Calculate how many lines in the following records hold the word "JSON", and report that number without comment.

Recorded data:
↓↓↓

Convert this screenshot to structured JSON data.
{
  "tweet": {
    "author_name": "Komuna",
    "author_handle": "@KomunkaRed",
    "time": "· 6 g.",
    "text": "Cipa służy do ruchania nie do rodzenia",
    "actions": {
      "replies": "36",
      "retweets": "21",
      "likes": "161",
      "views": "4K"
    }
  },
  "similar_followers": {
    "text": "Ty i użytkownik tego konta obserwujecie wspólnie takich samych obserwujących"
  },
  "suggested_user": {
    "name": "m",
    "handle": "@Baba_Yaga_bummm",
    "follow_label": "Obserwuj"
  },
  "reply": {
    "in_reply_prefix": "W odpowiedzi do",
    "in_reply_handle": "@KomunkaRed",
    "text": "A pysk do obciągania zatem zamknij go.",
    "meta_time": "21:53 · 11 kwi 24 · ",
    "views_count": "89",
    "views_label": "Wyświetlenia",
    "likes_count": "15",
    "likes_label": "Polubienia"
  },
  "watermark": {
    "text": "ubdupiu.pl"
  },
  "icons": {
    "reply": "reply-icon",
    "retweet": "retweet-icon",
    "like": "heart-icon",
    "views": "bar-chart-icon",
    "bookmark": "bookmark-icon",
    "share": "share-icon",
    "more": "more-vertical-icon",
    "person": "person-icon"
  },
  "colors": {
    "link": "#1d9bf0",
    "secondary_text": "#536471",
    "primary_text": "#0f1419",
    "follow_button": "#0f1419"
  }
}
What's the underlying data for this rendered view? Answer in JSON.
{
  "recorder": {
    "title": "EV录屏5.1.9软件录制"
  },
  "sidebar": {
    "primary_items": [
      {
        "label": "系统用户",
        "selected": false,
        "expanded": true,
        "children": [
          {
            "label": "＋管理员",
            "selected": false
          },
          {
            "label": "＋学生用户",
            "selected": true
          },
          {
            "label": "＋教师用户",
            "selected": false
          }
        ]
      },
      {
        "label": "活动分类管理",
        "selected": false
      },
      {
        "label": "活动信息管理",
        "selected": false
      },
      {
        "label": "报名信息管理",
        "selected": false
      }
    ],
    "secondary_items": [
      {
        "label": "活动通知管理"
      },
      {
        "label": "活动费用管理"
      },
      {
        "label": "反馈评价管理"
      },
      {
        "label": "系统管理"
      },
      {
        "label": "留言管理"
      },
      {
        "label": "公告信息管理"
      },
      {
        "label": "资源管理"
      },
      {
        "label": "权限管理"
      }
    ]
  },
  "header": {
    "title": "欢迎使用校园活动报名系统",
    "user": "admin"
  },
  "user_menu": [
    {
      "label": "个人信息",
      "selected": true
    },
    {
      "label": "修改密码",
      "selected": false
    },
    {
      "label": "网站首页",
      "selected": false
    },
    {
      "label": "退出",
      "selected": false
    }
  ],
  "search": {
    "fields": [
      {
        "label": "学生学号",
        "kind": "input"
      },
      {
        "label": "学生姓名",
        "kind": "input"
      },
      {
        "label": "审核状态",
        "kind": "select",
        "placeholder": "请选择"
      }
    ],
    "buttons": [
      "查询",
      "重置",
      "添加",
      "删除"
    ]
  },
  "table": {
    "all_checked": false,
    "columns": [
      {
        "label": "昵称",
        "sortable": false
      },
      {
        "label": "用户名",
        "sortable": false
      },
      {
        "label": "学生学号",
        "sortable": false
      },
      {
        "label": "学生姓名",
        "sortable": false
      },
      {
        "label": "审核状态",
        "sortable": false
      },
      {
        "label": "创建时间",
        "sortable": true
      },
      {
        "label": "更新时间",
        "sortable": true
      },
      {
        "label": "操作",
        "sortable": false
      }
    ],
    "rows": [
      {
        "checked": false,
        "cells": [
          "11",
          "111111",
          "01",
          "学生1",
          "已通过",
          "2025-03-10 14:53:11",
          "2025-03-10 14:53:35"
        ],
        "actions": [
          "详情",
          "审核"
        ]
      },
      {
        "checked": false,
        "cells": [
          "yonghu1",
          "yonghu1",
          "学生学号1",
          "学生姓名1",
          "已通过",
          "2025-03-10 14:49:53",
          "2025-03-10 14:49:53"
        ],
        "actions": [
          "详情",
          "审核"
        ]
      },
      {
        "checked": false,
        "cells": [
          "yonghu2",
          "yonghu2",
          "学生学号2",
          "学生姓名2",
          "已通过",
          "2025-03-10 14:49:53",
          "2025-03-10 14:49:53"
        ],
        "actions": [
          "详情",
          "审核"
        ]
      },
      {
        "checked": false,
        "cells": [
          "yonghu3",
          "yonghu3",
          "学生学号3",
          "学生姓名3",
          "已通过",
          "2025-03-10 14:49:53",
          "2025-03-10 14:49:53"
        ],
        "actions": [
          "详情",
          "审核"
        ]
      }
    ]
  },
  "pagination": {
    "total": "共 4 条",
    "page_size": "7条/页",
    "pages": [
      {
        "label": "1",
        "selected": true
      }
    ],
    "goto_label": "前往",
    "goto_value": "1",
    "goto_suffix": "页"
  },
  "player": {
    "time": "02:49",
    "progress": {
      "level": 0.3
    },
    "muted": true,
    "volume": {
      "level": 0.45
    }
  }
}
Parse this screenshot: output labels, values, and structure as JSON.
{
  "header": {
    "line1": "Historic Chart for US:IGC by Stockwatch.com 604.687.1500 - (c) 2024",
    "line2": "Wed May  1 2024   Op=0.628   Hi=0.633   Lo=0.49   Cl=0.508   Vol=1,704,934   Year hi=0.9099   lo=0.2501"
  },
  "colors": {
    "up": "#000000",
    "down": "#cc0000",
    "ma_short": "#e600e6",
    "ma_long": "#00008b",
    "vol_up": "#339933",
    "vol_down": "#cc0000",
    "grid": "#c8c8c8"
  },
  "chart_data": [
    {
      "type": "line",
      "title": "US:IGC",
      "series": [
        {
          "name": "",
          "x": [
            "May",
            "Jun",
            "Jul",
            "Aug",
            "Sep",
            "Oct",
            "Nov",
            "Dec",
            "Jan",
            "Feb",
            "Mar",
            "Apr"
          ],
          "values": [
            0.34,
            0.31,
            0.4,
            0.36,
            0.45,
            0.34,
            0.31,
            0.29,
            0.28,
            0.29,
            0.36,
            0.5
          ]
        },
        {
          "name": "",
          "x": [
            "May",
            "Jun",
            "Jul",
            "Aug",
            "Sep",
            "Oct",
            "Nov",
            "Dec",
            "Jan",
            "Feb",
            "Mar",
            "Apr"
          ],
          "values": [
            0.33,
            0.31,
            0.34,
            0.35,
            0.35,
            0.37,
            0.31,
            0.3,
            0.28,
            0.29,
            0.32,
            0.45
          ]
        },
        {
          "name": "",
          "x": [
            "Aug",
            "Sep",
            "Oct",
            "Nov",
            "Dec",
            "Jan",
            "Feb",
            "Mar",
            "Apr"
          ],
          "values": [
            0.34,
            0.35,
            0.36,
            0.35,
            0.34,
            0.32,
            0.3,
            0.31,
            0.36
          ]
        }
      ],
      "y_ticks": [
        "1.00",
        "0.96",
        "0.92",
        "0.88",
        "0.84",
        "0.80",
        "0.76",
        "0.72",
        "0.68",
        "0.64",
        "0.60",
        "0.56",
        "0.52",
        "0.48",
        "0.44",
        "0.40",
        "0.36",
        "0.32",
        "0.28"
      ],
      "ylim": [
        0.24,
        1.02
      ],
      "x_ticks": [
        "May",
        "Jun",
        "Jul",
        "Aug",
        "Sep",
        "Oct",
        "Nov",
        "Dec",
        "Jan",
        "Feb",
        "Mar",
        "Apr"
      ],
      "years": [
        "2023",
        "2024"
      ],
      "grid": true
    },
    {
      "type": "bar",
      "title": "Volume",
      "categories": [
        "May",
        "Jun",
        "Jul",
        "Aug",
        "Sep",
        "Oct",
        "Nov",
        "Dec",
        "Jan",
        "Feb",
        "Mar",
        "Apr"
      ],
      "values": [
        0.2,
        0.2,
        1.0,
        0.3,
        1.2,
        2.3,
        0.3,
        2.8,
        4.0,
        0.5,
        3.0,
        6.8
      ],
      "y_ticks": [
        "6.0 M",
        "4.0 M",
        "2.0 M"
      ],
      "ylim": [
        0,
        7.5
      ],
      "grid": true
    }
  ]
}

↑↑↑

▸ SOLUTION TO THIS EXERCISE
3